- _TEXT SECTION_
--- START ---

You can choose to blame yourself for following the Government’s Dietary Guidelines since 1977, and your doctor’s advice at least since 1961 when the American Heart Association started telling you to eat less saturated fat and cholesterol. That’s when Agribusiness starting making more “low-fat” manufactured foods with added sugars and processed carbohydrates.
Or you can choose to eat many fewer carbs and more fat – both saturated and monounsaturated, but not polyunsaturated fats (vegetable and seed oils). You will feel fuller when you eat fatty meats and fish and a few low-carb veggies. Fat satiates. Protein digests slowly. Your blood sugar will stabilize, your blood lipids will improve, your inflammatory markers will too, and as you lose weight, without hunger, your blood pressure should come down too. All these good things happened to me.
And when I regained some of the weight I lost, but continued to eat low-carb, high-fat – just too much of it – the only thing that went up was the number on the scale. Like many of my readers, I have a “biological predisposition for energy storage” and I live in “an environment that promotes high energy intake” (both carbs and fat). The RESULT: an obesity–promoting interaction between the two (weight gain). This condition is both chronic and, at times, treatment-resistant. I like to eat.

--- END ---

- _WHAT YOU WILL DO_
#1 List every kind of fat named in the passage on low-carb, high-fat eating.
#2 Reproduce the passage on low-carb, high-fat eating verbatim between "You can choose to blame" and "and processed carbohydrates.", inclusive.

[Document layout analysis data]

--- START ---

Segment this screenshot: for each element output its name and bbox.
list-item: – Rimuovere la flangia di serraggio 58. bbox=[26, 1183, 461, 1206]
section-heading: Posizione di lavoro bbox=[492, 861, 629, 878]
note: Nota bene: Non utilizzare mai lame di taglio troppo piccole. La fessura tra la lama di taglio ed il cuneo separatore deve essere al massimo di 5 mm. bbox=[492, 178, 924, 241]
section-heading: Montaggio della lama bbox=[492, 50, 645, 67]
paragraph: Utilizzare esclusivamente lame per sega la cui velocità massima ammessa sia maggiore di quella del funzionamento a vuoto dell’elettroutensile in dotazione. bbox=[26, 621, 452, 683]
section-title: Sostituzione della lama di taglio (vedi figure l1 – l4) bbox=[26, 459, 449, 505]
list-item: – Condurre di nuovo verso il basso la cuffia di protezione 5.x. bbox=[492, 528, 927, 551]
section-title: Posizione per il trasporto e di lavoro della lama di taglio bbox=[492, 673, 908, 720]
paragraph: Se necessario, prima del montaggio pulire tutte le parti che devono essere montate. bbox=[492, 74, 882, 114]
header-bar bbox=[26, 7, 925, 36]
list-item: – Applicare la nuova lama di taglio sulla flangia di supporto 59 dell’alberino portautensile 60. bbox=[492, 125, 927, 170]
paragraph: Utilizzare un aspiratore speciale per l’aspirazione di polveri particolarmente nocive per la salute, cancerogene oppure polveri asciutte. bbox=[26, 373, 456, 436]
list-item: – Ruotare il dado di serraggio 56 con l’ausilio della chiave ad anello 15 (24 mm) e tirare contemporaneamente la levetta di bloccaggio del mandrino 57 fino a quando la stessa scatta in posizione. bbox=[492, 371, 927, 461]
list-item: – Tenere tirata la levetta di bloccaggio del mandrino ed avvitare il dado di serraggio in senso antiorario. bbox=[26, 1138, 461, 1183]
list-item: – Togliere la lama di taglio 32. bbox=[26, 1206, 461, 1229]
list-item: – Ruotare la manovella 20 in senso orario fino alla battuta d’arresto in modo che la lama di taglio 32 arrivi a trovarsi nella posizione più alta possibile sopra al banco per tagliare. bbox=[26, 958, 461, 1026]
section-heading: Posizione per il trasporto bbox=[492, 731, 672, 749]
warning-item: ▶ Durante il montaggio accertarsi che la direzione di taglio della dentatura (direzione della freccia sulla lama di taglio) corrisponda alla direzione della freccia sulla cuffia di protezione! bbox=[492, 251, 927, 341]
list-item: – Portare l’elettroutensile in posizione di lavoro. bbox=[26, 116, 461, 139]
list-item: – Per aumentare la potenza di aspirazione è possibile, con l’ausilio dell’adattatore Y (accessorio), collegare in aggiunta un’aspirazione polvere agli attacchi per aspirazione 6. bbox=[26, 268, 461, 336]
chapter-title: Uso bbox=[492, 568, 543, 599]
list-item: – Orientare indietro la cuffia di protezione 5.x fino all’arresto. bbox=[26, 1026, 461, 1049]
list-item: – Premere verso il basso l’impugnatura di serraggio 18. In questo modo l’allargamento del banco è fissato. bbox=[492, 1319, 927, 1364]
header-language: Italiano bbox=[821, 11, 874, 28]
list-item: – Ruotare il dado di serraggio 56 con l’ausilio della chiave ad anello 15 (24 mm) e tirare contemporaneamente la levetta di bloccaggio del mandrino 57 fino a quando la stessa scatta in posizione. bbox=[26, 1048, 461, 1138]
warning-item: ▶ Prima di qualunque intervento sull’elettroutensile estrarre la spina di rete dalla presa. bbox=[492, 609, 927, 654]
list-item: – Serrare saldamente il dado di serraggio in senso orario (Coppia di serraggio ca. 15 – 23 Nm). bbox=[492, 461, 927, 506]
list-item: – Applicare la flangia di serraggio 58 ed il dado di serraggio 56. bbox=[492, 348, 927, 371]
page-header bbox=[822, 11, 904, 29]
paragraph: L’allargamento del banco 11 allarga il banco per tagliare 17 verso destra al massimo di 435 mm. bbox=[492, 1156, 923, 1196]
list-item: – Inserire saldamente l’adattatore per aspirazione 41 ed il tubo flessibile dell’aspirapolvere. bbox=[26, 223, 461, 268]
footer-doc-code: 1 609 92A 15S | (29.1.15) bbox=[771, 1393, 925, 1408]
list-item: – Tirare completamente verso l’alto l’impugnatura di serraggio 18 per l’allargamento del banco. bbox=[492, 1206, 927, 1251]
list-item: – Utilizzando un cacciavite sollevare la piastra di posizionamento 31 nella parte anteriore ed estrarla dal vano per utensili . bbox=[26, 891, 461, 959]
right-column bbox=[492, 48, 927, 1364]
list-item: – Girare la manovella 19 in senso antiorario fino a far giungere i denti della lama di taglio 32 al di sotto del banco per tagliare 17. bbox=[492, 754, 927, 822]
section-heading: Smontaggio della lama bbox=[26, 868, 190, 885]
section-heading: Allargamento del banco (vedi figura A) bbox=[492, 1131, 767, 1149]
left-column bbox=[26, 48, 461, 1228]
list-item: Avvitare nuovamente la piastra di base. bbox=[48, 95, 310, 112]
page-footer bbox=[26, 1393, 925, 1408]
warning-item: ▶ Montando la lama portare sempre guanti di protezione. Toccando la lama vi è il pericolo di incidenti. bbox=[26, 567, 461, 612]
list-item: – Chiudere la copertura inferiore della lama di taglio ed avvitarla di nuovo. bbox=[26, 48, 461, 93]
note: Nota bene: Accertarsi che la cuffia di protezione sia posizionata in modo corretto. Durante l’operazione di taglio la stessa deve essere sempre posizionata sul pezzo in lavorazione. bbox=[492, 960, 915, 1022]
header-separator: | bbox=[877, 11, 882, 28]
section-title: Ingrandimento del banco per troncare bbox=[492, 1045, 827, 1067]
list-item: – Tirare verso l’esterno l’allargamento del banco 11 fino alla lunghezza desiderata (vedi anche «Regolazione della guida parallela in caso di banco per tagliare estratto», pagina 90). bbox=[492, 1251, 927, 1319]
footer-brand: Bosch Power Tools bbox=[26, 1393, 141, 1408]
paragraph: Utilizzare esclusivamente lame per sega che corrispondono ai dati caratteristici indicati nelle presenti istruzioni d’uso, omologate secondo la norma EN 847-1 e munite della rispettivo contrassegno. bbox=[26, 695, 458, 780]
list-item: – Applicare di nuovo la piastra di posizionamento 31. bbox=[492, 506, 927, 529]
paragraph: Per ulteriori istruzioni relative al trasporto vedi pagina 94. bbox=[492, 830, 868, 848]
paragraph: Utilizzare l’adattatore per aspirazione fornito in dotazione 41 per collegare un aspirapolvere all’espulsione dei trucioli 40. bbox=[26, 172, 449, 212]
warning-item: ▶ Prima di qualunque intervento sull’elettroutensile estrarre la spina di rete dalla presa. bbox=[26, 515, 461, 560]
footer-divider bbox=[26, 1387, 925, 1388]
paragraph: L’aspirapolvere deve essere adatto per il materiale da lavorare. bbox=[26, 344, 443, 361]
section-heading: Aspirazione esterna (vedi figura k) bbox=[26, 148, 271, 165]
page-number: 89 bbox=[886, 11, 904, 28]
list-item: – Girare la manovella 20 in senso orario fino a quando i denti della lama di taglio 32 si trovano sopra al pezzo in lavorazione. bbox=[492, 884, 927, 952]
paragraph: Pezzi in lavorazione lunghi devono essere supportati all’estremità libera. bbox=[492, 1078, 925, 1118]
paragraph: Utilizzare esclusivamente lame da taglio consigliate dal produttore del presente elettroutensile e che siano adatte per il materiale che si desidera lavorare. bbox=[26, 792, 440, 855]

--- END ---

- _EXPECTED RESPONSES_
#1 Saturated, monounsaturated, polyunsaturated

#2
You can choose to blame yourself for following the Government’s Dietary Guidelines since 1977, and your doctor’s advice at least since 1961 when the American Heart Association started telling you to eat less saturated fat and cholesterol. That’s when Agribusiness starting making more “low-fat” manufactured foods with added sugars and processed carbohydrates.